*To do*. Count lines with "description" in them. Report only the total.

(Excerpts from a figure dataset)
--------

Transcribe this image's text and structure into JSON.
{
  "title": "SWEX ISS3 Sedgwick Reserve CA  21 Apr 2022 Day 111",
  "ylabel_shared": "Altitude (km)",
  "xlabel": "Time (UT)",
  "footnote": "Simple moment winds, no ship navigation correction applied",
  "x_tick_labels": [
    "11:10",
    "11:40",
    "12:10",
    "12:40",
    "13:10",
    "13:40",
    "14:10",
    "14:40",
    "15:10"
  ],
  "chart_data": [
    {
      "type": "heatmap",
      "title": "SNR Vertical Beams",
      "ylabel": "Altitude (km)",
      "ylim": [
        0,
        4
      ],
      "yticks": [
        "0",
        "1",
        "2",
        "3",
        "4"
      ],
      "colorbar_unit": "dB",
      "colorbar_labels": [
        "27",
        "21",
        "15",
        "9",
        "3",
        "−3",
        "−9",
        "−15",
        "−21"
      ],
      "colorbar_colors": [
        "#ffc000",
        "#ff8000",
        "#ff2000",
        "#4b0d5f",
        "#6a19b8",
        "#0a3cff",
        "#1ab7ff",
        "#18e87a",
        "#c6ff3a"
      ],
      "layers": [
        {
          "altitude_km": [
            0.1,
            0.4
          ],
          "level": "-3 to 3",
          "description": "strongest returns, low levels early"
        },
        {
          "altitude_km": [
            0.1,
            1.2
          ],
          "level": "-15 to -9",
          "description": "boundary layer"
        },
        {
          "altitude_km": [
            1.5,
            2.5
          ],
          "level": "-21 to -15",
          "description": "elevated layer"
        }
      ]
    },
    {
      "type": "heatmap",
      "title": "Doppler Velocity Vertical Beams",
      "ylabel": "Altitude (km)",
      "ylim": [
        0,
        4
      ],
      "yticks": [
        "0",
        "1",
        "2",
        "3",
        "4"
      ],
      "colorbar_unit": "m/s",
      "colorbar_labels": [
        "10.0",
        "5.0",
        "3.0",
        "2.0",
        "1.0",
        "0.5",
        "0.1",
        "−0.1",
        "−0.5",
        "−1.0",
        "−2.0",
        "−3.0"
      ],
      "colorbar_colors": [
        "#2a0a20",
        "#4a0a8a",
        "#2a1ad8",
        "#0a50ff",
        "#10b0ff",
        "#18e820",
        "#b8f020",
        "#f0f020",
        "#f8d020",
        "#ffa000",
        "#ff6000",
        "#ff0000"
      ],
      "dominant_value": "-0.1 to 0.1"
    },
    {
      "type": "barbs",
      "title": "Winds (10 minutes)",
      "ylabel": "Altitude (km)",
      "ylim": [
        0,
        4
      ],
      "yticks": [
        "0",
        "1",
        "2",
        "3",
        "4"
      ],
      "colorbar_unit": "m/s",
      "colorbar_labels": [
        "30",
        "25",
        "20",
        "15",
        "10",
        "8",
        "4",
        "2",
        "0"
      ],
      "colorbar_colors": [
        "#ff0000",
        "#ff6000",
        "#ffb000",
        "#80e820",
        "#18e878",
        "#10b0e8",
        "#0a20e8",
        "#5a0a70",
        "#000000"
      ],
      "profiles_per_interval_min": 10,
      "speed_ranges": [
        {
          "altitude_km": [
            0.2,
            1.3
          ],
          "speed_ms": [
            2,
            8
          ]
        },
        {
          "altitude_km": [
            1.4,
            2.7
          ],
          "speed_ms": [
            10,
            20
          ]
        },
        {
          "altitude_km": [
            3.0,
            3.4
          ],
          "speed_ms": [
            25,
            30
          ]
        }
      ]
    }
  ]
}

--------

*Response to the task*. 3